═══ INFORMATION SHOWN ═══

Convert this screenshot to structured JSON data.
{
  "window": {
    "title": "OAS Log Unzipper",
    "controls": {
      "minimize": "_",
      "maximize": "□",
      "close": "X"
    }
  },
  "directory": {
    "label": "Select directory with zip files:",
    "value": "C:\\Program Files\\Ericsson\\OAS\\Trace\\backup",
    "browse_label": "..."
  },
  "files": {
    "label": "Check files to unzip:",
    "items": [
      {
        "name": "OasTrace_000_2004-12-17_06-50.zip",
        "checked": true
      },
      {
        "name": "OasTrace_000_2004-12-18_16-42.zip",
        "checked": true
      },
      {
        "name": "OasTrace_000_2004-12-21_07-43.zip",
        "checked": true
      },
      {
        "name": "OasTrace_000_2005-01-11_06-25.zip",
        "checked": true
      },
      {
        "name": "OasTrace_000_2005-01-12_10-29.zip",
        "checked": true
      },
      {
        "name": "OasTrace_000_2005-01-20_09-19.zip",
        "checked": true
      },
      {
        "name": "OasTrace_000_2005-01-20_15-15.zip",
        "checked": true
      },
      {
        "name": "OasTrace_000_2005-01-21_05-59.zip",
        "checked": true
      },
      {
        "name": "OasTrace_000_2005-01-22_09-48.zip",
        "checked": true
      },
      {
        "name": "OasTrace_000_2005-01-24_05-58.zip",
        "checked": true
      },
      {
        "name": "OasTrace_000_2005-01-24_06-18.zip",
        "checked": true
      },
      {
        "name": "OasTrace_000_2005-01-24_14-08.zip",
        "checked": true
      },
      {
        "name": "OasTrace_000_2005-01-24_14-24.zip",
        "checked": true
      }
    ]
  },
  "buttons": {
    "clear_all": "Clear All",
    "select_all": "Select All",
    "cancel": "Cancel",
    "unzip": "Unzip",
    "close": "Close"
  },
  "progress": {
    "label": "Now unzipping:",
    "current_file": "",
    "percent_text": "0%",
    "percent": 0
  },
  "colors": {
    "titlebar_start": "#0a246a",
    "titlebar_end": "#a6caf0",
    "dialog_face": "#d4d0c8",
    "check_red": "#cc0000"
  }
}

═══

▶ GOAL
Find each line in the records holding the string "directory" and show it.

▶ TASK RESPONSE
  "directory": {
    "label": "Select directory with zip files:",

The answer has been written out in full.